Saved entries
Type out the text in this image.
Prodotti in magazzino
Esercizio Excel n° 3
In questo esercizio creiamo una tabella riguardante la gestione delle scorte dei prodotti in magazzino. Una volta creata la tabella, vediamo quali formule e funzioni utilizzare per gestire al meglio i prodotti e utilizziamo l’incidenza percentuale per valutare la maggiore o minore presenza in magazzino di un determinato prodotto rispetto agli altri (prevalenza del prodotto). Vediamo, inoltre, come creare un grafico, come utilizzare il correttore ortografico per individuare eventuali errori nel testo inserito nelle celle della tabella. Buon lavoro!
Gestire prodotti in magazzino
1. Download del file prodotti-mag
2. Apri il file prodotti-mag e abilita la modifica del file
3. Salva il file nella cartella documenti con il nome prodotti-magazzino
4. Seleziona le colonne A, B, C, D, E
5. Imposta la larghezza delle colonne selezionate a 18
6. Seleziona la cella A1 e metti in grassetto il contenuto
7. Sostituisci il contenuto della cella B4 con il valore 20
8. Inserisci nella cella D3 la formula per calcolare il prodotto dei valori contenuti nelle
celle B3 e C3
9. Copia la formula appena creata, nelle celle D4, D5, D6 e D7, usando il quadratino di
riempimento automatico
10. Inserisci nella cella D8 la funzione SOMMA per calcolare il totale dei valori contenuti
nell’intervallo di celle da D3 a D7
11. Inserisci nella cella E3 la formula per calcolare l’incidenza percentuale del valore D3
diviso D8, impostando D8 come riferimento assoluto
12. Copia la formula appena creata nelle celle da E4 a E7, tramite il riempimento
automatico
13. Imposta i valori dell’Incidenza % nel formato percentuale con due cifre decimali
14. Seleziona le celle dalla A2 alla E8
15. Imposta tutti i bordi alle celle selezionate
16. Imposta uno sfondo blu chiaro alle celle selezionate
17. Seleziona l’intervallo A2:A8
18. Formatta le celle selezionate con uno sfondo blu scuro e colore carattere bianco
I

**Task requirements:** State how many lines include the string "automatico", and nothing more.

**The completed task:** 2